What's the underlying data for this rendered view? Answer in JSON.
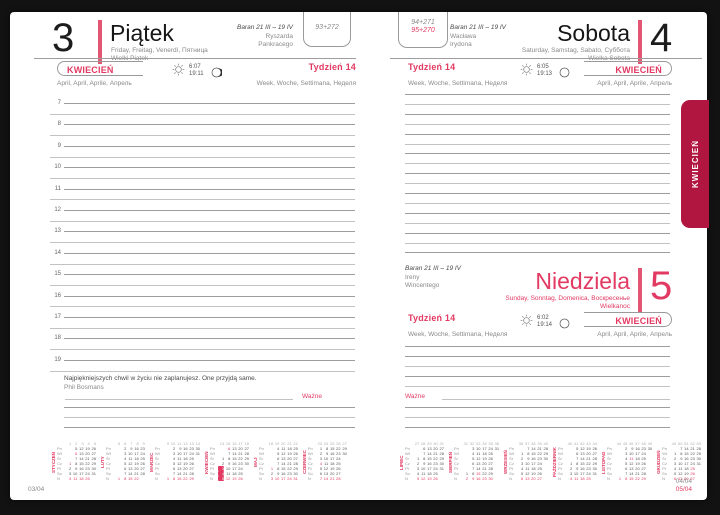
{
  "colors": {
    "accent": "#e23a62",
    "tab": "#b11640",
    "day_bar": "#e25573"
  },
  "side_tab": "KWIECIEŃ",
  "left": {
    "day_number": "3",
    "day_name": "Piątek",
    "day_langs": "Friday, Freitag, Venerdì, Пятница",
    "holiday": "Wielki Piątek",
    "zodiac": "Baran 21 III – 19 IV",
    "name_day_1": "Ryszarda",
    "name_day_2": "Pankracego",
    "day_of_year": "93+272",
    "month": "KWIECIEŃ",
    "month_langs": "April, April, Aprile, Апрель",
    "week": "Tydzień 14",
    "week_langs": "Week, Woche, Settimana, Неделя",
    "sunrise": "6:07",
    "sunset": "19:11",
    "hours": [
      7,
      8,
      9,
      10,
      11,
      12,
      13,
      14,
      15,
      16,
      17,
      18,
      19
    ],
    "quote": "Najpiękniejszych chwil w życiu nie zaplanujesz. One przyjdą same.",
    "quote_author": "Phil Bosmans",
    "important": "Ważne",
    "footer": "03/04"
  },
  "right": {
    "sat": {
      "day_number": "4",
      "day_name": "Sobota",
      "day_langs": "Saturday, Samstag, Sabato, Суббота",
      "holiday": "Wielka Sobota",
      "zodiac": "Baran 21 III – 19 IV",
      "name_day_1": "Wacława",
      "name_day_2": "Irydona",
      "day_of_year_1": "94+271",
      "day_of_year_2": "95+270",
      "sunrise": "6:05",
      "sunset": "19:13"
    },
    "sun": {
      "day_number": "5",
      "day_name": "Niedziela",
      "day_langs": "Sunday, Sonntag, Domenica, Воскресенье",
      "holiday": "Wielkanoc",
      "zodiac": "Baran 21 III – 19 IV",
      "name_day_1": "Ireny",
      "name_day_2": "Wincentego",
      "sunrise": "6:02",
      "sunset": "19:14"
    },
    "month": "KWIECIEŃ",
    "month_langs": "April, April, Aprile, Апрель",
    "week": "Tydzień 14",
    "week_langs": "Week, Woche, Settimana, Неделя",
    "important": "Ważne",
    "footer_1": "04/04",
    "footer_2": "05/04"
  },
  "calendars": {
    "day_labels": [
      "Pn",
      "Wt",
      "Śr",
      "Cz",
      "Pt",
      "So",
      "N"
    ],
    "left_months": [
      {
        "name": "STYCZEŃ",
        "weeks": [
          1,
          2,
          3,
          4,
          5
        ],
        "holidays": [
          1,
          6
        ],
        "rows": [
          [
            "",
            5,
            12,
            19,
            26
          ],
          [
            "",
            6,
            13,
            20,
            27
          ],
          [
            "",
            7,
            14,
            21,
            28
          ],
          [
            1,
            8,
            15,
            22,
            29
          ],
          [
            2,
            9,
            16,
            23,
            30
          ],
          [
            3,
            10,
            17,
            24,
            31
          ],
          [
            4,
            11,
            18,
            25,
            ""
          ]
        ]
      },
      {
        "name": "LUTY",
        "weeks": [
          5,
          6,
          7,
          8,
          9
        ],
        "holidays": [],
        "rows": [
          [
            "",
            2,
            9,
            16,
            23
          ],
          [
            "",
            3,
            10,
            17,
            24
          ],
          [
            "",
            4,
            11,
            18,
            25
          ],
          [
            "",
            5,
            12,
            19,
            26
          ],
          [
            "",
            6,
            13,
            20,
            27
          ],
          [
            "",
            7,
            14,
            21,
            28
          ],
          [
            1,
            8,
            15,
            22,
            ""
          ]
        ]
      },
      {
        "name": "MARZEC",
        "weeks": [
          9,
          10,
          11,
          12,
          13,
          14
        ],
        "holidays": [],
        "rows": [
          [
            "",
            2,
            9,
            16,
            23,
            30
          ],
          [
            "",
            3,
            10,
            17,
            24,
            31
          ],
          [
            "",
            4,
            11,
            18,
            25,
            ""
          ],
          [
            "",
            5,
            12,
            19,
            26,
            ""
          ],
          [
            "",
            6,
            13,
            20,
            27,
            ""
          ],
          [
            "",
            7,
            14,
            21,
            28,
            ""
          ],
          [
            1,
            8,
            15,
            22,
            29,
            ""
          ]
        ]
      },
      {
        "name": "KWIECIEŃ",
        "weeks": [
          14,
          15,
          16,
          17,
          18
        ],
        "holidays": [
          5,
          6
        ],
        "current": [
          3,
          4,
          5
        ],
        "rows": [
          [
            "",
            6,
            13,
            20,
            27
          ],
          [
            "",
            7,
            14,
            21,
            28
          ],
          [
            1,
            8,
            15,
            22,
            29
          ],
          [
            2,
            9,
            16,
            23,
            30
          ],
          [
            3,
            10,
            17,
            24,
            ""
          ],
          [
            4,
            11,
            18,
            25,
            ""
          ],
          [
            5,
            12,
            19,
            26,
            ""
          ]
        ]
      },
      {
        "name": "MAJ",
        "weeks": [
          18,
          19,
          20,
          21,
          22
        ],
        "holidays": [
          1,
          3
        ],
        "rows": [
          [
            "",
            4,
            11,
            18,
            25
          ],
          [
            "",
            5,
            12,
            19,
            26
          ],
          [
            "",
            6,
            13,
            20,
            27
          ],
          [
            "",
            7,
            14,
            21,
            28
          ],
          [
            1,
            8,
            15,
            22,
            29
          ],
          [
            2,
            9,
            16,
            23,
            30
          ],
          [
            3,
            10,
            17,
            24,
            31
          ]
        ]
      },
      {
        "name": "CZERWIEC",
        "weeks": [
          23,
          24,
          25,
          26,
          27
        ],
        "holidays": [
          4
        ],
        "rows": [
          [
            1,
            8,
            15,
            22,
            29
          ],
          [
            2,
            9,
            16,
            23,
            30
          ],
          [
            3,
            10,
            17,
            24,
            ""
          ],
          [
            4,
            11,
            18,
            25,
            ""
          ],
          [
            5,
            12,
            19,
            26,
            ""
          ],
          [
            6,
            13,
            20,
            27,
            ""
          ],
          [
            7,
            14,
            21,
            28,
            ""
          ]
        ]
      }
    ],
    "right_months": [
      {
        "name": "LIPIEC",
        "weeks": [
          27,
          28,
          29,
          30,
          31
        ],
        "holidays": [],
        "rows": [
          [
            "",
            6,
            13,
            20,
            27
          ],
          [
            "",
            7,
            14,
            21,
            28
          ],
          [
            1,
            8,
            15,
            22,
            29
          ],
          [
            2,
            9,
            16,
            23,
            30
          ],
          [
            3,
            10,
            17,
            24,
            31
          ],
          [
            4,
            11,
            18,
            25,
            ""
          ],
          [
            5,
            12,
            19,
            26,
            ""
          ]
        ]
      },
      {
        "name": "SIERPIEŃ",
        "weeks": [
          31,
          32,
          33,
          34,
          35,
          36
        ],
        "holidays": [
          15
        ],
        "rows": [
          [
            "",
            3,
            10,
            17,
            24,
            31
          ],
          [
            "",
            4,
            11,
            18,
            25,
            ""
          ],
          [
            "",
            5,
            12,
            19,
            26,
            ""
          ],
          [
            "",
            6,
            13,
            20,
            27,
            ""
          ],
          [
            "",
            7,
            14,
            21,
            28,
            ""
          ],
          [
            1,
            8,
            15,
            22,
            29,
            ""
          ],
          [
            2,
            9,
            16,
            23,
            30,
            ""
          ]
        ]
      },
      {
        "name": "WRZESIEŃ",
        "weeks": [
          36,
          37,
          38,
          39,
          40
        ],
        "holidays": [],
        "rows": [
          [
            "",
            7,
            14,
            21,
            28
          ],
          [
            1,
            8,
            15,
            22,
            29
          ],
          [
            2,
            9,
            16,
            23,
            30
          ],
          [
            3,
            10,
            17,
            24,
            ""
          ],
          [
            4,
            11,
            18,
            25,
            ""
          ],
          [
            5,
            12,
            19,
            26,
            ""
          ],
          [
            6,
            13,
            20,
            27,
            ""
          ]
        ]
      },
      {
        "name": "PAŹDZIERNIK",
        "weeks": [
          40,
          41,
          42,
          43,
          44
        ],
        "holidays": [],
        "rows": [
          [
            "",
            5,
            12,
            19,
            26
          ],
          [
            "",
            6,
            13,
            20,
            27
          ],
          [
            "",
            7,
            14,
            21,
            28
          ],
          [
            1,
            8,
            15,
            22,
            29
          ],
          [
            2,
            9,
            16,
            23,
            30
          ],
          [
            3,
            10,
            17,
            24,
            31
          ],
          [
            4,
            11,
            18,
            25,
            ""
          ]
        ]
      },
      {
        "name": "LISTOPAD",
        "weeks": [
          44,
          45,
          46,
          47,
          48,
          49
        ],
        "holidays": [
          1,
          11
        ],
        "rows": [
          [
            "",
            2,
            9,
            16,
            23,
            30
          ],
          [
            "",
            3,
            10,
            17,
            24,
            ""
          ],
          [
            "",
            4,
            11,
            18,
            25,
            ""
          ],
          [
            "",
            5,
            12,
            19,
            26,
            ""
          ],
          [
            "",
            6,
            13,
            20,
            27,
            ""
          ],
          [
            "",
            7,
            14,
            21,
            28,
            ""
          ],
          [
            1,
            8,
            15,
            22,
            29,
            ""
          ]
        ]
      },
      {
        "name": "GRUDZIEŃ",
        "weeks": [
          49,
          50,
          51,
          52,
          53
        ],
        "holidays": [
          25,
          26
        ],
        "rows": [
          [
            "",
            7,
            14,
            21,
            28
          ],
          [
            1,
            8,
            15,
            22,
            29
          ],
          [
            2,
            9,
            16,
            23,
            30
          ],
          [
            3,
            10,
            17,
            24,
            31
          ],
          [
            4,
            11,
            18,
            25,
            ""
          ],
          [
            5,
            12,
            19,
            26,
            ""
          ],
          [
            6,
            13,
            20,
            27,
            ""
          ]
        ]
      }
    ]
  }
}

= = =

▶ **Work to complete**: Collect, from the material above, every line containing the word "Sobota".

▶ **Complete response**:
      "day_name": "Sobota",
      "holiday": "Wielka Sobota",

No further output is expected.